REQUEST:
Check each line of the records below and collect those holding "Management".

-*-

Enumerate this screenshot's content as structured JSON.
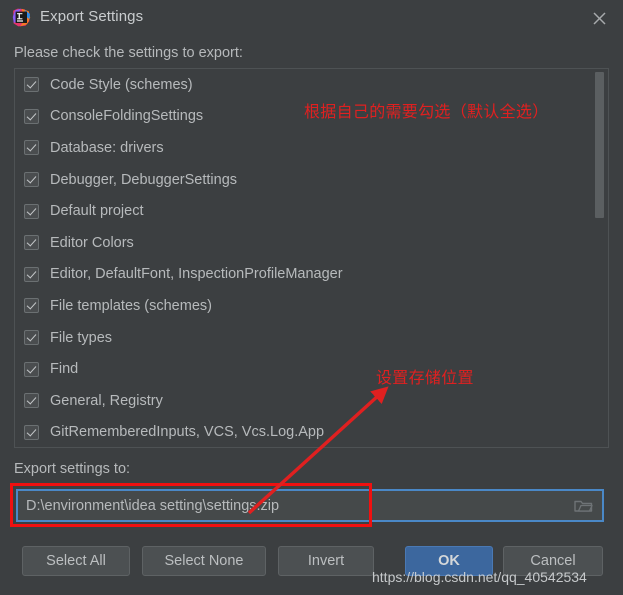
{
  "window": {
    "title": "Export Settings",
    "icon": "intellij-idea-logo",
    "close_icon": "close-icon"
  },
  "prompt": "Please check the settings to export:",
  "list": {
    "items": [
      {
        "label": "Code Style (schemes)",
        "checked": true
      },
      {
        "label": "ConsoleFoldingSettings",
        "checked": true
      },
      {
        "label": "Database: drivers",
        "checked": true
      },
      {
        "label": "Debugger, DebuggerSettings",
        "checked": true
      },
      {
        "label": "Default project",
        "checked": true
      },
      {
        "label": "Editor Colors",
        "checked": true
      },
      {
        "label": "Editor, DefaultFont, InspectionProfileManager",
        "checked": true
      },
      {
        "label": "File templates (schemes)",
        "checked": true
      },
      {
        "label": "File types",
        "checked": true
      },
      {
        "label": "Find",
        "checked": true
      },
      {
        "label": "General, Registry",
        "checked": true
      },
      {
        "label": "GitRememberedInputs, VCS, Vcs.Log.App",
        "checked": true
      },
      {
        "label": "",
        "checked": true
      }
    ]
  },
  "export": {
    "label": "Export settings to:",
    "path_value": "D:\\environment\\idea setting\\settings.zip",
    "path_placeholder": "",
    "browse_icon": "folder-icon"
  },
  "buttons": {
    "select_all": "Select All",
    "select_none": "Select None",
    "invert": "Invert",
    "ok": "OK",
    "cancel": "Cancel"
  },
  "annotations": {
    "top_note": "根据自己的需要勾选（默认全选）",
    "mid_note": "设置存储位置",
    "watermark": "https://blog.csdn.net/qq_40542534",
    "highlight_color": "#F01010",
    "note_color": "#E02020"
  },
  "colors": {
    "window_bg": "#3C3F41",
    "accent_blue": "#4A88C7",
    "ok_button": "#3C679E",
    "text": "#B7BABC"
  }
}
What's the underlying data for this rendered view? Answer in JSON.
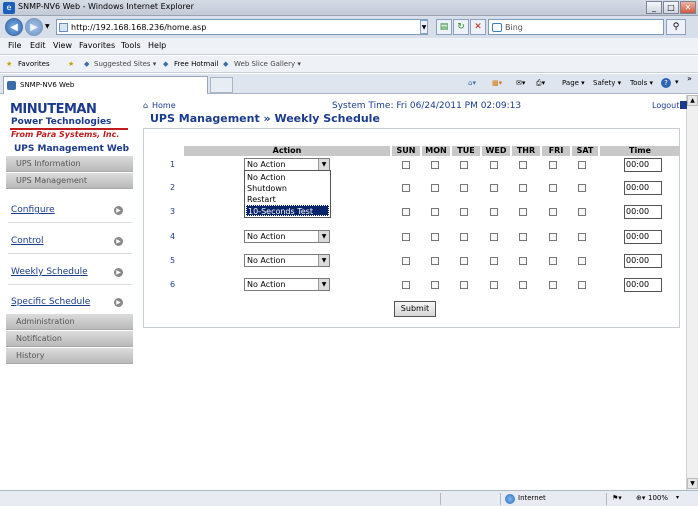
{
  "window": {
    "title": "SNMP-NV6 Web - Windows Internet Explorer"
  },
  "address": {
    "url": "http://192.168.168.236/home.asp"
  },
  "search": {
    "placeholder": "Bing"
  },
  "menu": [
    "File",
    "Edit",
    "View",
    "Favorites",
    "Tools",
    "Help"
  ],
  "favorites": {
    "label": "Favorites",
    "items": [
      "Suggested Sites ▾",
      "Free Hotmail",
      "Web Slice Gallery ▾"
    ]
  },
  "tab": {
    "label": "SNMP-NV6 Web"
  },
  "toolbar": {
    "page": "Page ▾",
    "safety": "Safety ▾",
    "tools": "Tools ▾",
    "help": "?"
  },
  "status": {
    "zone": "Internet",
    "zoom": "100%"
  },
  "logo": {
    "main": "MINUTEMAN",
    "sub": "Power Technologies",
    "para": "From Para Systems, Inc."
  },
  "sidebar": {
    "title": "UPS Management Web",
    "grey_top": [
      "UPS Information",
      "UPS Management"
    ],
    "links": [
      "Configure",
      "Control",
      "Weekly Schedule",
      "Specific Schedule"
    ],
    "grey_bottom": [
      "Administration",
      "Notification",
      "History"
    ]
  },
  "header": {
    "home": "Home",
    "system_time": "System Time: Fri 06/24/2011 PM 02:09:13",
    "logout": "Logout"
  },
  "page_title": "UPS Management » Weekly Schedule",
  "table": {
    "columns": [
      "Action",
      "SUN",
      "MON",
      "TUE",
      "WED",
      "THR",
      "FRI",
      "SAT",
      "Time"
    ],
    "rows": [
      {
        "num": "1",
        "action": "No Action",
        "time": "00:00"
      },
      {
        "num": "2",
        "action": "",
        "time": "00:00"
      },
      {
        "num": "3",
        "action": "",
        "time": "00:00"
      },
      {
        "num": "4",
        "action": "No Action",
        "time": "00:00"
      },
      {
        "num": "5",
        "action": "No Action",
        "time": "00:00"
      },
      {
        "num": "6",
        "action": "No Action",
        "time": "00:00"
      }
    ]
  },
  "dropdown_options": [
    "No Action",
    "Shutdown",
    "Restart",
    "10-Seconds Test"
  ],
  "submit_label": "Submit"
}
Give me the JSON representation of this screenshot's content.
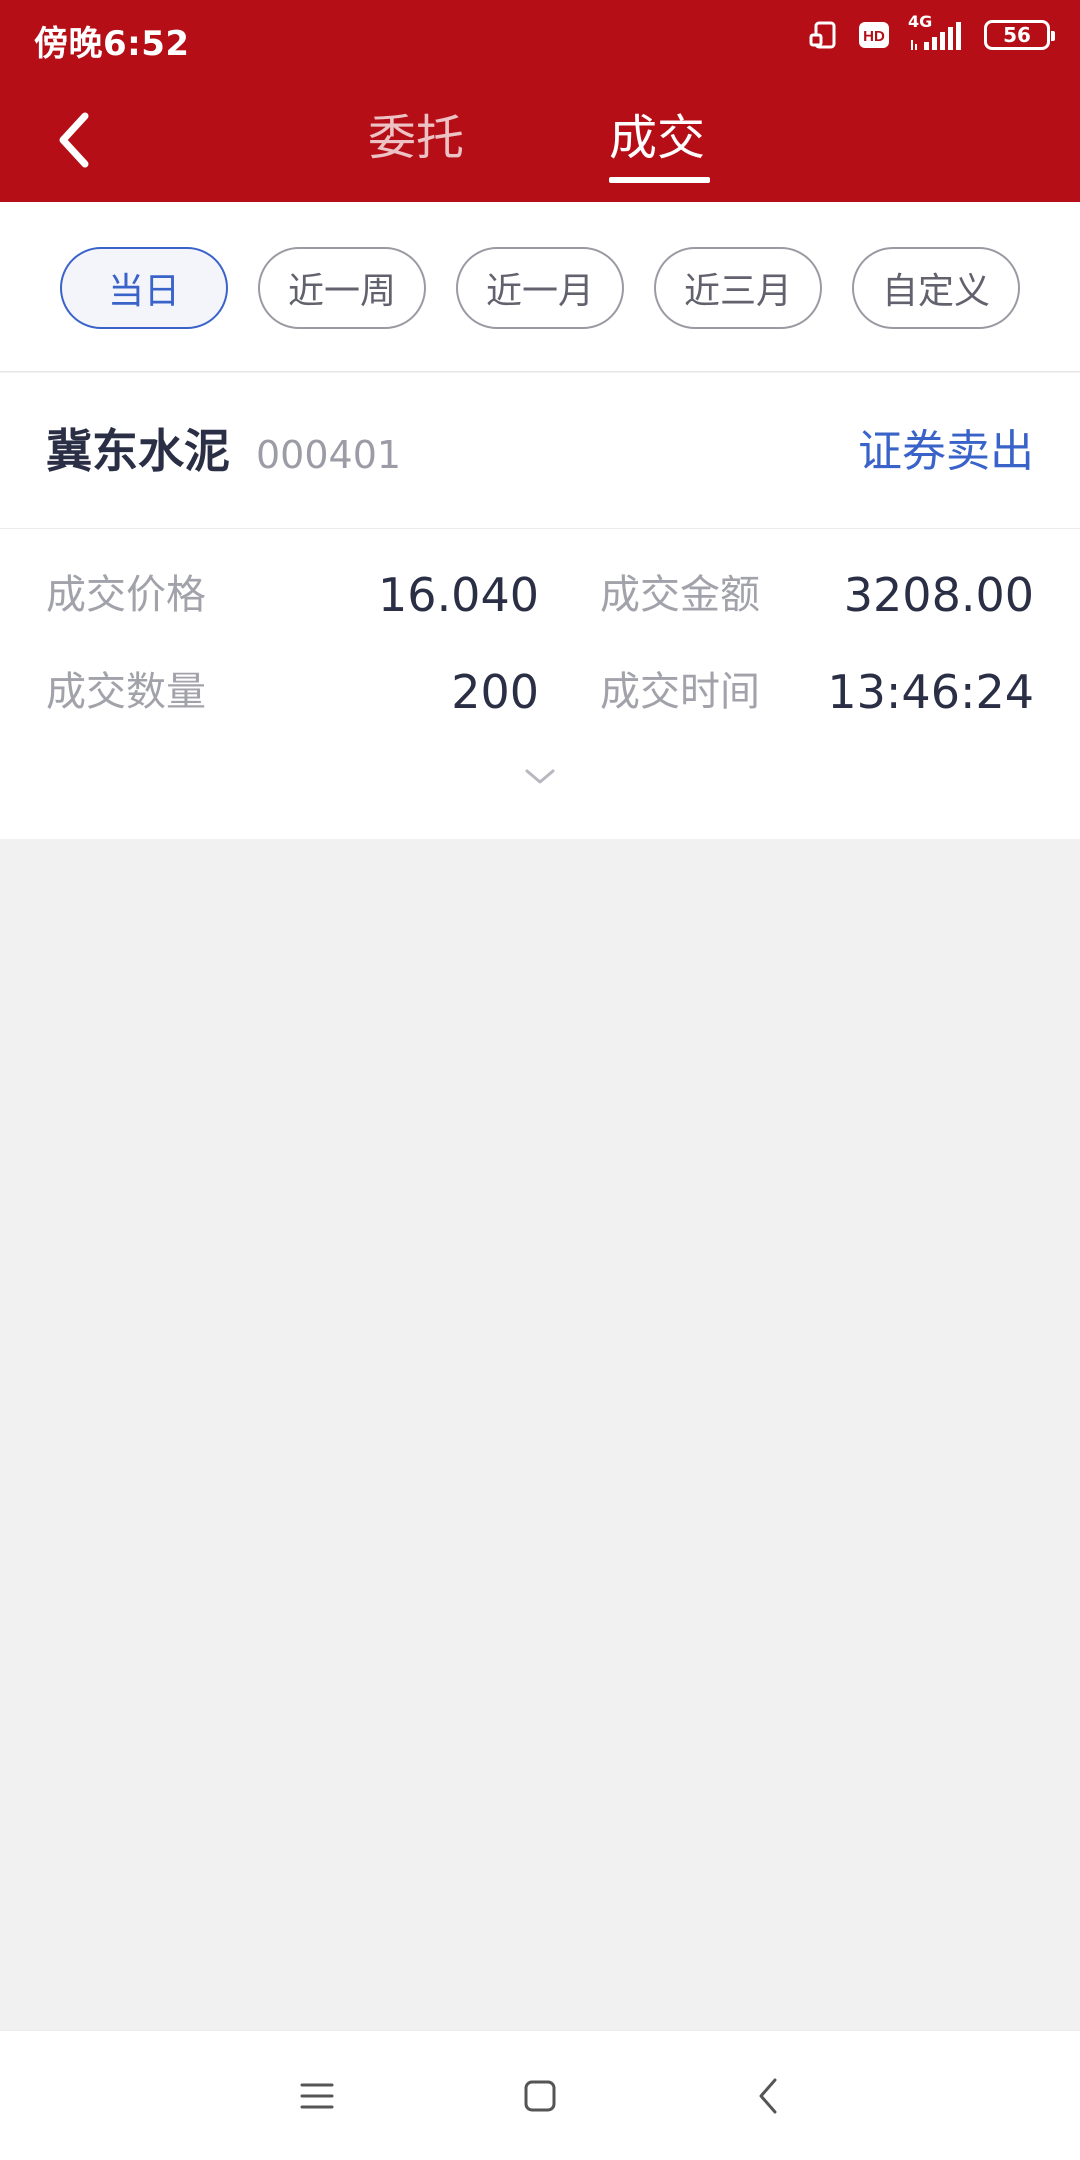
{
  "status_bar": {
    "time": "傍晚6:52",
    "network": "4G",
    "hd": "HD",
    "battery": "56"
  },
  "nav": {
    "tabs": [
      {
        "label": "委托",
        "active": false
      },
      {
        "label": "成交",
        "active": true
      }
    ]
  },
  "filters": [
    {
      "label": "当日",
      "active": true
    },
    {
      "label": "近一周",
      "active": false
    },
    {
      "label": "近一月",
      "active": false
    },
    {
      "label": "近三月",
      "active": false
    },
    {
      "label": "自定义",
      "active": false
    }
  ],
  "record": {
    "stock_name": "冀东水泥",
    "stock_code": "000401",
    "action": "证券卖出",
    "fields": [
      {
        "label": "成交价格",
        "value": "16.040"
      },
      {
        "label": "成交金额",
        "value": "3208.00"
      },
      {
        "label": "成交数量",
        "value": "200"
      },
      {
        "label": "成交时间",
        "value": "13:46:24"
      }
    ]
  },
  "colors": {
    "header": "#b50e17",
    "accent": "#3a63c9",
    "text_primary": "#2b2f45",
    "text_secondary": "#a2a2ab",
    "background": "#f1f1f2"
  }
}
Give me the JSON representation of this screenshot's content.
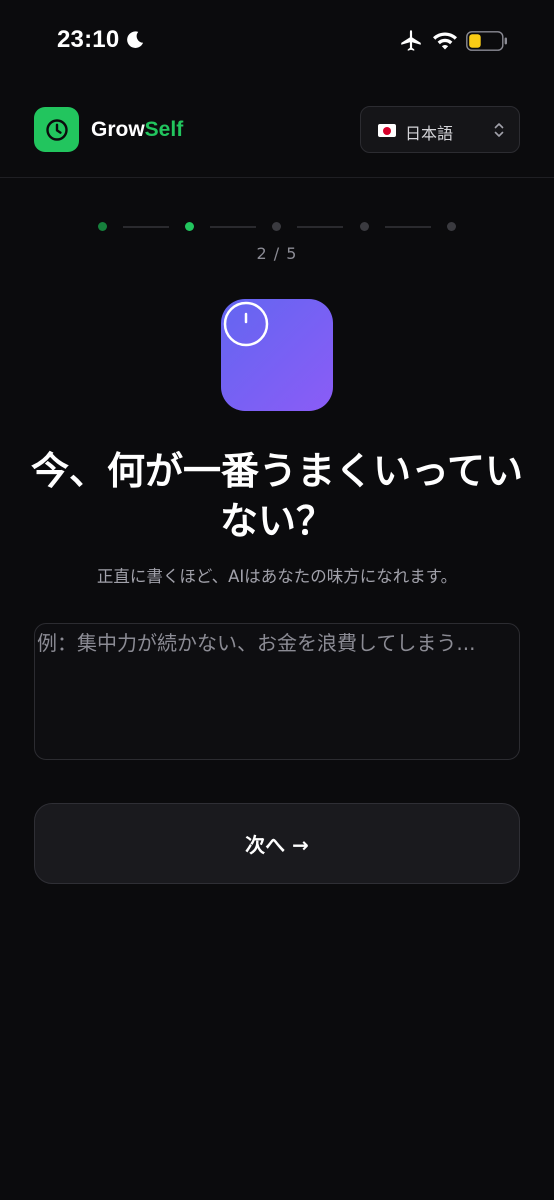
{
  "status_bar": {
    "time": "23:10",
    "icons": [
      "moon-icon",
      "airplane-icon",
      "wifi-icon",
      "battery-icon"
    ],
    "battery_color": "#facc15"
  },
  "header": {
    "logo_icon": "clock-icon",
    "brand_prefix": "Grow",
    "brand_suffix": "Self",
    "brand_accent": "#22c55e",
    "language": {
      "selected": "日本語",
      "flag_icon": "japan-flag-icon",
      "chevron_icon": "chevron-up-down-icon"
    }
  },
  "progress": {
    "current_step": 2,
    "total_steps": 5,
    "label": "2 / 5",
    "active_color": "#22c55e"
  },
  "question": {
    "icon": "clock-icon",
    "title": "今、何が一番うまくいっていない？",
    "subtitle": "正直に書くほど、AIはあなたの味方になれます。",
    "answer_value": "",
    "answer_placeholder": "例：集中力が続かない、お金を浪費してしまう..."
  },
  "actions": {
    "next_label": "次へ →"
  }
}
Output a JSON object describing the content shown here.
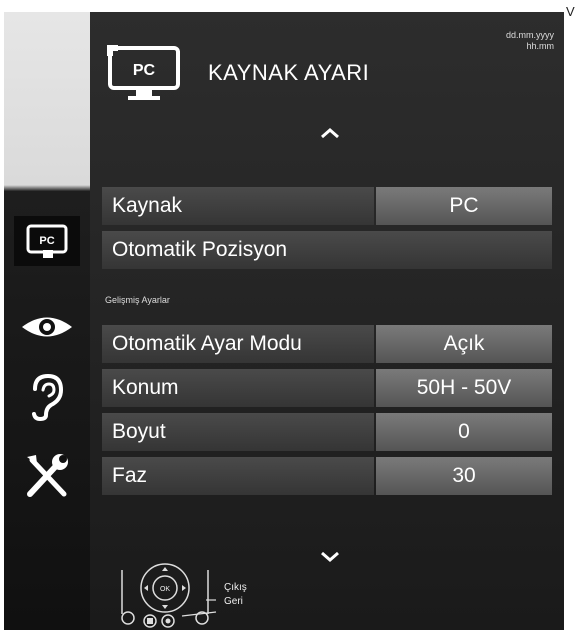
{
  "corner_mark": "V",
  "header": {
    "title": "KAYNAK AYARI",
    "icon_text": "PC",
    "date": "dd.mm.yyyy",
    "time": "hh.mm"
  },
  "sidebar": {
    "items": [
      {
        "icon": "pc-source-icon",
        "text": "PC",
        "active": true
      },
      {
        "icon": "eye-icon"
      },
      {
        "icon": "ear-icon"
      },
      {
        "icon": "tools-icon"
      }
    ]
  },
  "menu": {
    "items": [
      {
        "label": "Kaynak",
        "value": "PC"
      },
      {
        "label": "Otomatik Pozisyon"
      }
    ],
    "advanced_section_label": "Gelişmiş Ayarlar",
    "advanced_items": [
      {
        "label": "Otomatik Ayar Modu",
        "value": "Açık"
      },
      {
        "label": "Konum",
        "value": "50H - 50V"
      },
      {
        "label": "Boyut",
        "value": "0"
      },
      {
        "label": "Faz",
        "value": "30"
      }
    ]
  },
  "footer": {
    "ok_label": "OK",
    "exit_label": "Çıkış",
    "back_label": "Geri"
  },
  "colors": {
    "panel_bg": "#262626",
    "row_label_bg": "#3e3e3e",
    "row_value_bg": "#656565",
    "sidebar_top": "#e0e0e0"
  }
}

-*-

ANSWER TO THE PROBLEM:
    "title": "UPS Management Web",
      "UPS Management"
  "page_title": "UPS Management » Weekly Schedule",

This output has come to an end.